## What to work on
Reply with one number only: the count of lines below that contain the word "this".

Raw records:
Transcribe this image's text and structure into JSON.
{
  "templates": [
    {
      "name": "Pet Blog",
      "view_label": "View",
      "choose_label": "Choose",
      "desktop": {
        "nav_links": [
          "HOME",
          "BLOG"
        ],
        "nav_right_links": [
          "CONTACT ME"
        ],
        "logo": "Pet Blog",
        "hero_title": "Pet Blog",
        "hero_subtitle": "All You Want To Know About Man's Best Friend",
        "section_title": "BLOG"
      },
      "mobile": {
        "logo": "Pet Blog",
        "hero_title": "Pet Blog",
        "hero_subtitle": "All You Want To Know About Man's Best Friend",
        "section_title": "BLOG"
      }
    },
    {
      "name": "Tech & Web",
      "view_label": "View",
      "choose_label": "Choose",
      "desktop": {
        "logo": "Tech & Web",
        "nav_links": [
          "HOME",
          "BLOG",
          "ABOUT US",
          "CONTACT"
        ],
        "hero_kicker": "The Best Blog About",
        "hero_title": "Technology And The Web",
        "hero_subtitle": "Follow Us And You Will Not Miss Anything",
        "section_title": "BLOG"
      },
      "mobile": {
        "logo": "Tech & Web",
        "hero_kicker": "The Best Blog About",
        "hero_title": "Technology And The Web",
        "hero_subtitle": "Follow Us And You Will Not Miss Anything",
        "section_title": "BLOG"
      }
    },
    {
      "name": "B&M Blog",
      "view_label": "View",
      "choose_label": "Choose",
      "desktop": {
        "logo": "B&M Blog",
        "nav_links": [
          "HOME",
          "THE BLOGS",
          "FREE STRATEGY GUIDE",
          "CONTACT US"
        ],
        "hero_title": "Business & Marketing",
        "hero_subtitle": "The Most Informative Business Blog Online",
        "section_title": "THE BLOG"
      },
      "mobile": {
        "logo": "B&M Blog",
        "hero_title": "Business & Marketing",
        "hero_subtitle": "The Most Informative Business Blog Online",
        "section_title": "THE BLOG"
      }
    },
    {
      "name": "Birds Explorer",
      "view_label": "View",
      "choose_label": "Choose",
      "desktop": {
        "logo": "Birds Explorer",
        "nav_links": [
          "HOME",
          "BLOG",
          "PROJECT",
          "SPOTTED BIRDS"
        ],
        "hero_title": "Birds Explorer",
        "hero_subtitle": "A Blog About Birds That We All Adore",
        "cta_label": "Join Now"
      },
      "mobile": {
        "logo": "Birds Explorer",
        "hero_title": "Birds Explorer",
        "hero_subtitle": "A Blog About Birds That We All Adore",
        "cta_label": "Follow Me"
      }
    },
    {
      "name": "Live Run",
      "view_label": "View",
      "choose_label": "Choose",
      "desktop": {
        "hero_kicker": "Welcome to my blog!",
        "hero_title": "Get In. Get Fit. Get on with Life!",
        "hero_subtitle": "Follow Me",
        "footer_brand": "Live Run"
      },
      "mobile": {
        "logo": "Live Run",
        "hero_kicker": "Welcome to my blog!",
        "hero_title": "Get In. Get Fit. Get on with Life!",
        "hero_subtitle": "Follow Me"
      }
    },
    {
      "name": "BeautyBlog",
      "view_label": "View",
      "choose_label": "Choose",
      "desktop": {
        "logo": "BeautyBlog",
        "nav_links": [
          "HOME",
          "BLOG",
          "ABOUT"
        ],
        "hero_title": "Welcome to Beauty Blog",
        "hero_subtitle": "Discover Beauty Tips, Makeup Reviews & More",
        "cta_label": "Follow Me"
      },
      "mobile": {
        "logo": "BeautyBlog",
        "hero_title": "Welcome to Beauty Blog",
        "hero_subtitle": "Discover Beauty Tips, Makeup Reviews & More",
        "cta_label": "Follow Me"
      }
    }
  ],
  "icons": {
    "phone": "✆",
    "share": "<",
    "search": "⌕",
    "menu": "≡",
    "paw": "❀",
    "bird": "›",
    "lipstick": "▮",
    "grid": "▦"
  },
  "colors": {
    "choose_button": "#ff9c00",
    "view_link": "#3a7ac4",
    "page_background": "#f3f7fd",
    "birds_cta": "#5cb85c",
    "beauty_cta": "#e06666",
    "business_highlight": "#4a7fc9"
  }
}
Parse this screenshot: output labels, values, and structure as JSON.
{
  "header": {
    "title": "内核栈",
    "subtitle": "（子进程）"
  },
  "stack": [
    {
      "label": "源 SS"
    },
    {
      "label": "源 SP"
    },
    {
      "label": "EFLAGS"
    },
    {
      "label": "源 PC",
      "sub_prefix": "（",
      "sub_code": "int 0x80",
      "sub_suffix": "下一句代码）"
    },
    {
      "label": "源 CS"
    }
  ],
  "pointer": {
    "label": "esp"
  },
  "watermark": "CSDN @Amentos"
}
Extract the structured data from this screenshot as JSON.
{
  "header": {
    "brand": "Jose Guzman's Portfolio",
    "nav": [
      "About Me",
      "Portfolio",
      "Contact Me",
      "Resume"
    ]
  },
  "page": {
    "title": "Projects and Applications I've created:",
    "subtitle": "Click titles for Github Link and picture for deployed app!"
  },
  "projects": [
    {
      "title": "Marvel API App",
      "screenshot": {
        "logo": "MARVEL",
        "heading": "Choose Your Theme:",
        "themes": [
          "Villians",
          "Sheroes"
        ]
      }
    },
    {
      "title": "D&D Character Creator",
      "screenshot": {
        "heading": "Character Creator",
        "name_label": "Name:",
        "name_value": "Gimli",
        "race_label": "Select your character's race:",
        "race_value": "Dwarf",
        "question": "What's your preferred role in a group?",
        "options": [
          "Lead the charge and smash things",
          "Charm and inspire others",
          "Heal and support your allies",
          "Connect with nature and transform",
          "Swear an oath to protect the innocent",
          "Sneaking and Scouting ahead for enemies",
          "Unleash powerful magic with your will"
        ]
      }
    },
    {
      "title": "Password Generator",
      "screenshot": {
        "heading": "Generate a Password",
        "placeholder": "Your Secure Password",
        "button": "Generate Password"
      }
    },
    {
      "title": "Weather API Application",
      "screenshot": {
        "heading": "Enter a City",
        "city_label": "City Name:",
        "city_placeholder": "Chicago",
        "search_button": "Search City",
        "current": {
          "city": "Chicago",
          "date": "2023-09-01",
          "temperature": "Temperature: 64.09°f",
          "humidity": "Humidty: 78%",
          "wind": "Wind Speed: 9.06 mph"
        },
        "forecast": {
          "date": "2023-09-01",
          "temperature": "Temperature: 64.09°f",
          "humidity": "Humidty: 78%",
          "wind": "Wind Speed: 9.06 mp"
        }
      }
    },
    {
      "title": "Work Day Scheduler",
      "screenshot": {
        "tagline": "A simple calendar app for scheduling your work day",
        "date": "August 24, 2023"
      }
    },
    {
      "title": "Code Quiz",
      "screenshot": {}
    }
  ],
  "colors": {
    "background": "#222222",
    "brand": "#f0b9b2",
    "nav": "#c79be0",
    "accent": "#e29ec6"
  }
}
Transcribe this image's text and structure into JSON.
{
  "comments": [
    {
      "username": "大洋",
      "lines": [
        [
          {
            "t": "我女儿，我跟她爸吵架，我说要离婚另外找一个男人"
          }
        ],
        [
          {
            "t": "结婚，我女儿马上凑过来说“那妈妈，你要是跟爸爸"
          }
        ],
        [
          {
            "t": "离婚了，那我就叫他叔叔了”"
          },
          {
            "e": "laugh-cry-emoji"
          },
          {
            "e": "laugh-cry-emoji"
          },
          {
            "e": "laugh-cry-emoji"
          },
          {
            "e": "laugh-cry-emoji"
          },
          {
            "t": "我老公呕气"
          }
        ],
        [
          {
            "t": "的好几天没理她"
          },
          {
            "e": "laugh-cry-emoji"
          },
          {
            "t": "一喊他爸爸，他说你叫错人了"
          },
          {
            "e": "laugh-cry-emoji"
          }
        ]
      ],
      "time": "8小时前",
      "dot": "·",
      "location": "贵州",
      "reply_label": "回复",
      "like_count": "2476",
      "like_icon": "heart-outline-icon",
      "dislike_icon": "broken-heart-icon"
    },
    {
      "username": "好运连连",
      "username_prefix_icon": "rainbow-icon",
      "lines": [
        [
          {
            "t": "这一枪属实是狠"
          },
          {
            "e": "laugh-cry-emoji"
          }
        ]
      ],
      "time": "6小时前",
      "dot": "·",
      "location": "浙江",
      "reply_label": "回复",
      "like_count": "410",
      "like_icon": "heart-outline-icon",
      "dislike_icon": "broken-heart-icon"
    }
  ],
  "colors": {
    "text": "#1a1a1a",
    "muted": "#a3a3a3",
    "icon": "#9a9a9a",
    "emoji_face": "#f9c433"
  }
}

## The output
4